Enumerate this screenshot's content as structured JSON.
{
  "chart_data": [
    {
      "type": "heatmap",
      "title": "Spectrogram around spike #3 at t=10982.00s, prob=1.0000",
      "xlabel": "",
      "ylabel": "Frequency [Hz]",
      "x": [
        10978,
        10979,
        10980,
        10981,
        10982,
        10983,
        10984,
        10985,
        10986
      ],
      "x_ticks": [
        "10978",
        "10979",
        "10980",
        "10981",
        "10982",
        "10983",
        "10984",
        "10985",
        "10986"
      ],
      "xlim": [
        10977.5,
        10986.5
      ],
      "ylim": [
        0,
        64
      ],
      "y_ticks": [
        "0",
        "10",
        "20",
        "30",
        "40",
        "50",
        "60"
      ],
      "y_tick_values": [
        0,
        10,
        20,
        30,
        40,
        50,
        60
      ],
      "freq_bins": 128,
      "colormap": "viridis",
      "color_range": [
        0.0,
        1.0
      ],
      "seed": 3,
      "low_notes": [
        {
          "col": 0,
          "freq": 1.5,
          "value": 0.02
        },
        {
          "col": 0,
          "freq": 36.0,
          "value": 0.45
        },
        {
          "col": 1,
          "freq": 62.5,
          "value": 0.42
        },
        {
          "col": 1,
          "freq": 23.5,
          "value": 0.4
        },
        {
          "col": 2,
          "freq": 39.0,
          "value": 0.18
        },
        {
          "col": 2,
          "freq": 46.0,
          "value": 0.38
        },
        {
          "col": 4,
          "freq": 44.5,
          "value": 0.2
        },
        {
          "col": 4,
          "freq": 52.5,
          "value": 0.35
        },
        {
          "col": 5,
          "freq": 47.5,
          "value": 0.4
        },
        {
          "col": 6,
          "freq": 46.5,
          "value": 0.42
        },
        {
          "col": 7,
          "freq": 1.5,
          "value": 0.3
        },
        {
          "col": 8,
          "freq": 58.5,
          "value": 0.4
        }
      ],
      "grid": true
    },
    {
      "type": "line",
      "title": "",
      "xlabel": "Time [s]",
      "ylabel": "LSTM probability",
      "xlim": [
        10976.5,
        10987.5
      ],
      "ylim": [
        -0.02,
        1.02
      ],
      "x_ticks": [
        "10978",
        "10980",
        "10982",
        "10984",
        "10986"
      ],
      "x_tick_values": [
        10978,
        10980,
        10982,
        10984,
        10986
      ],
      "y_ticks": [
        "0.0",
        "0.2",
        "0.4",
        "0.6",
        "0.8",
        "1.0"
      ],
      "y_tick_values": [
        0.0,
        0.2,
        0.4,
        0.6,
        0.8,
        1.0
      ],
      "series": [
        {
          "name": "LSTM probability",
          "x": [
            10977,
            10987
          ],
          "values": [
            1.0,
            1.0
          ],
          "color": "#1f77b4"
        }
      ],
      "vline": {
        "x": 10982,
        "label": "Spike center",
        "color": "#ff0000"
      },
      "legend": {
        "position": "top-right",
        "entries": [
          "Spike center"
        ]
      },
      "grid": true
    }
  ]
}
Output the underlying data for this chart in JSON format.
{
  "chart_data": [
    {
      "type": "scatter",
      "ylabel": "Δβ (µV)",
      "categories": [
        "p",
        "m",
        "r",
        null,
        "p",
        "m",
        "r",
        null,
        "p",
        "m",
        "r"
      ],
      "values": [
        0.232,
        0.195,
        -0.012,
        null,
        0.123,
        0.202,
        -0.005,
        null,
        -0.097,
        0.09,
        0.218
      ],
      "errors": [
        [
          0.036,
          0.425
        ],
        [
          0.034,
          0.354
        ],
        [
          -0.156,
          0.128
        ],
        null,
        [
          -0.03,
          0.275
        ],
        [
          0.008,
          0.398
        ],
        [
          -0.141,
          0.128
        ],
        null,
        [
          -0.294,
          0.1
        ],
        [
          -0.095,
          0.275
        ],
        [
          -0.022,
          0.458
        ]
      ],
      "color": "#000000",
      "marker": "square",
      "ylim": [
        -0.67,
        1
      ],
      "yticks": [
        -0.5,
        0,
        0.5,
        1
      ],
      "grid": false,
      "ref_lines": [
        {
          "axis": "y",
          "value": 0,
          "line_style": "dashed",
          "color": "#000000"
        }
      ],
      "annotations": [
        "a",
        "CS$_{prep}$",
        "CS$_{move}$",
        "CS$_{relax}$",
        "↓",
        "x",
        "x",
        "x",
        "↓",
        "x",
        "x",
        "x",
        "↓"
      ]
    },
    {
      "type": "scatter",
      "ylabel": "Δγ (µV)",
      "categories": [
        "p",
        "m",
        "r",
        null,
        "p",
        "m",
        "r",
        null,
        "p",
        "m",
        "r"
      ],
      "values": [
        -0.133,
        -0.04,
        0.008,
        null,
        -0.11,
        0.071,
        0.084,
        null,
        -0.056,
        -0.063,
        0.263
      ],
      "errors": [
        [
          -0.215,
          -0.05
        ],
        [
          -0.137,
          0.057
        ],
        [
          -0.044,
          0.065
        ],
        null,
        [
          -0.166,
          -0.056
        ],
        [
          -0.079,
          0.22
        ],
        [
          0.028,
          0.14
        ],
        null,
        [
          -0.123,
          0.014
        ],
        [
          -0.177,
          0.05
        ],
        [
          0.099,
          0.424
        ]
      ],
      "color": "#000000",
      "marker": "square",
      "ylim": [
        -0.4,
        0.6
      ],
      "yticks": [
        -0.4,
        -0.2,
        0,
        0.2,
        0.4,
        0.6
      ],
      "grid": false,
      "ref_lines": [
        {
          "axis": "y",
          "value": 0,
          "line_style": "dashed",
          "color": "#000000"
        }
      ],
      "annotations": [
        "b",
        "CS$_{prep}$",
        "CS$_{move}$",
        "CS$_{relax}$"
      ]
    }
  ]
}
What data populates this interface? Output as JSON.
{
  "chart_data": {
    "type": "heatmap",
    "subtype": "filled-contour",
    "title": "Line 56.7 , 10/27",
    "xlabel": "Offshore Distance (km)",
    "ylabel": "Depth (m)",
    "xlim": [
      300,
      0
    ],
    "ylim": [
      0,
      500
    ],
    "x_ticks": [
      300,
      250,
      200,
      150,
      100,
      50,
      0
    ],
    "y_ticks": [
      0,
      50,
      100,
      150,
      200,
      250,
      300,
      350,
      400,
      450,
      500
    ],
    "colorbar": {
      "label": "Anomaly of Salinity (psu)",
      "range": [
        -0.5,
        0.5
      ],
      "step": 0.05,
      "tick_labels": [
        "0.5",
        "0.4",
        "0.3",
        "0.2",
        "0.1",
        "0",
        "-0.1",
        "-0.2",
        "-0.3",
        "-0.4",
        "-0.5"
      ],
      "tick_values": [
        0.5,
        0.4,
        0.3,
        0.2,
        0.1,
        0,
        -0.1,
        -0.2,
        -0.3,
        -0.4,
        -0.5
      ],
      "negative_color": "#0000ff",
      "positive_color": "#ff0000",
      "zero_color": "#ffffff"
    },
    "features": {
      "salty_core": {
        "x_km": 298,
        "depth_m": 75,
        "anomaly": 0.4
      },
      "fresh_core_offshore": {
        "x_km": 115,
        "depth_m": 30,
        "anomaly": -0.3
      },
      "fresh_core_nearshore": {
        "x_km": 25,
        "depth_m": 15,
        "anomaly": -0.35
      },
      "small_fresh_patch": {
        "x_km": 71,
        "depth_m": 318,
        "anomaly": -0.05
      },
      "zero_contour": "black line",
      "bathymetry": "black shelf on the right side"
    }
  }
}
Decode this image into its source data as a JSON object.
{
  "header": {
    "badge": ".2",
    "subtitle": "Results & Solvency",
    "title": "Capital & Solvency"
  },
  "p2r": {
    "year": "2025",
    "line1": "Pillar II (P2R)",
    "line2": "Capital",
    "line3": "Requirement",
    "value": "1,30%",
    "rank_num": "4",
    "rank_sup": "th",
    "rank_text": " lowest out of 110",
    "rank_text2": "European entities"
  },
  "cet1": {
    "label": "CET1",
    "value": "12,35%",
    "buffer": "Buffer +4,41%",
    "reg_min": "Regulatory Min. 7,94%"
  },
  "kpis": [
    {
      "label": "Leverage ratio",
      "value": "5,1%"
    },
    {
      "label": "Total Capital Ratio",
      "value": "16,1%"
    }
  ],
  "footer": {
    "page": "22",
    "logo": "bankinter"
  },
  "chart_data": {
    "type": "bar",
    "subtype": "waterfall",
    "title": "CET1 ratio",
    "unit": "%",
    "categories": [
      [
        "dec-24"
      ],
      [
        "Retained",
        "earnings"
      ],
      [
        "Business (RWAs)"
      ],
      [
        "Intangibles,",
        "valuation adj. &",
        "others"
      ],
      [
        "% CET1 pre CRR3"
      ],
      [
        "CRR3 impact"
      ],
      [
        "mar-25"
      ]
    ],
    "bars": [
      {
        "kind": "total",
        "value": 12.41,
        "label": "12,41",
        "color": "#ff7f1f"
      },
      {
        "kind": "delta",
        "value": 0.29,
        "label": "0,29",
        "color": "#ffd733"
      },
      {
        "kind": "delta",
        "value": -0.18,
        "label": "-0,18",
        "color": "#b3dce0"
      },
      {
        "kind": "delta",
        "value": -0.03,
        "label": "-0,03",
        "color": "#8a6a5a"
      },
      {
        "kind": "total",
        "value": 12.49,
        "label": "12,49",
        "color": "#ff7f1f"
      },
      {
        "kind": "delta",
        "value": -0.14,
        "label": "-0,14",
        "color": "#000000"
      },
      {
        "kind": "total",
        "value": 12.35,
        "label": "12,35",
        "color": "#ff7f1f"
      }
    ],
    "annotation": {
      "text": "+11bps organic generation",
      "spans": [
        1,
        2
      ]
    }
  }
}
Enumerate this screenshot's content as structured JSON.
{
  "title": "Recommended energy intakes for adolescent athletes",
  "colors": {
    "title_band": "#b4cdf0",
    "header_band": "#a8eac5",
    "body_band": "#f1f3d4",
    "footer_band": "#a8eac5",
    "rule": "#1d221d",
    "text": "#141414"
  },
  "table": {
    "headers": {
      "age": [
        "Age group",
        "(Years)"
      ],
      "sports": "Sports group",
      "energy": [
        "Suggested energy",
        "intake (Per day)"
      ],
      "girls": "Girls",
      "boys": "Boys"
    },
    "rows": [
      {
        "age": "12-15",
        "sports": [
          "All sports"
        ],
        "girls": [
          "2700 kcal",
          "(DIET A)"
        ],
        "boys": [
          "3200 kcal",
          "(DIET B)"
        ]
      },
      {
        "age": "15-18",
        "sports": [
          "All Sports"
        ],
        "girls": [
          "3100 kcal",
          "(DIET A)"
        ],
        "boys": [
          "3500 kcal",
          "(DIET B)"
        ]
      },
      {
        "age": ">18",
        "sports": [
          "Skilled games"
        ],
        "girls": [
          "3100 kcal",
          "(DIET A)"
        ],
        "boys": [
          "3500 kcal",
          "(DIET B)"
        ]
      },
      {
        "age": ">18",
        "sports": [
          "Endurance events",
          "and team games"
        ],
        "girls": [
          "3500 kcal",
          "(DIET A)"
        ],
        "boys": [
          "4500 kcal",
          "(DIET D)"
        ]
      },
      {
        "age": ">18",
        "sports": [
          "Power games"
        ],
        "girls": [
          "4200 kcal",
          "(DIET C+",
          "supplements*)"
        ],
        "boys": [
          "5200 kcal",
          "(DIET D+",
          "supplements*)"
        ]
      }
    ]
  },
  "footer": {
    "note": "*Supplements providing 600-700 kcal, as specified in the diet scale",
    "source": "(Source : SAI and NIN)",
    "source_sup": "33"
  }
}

================

**Goal:**
Return all the lines that contain the string "xlabel".

**Exercise response:**
      "xlabel": "",
      "xlabel": "Time [s]",
    "xlabel": "Offshore Distance (km)",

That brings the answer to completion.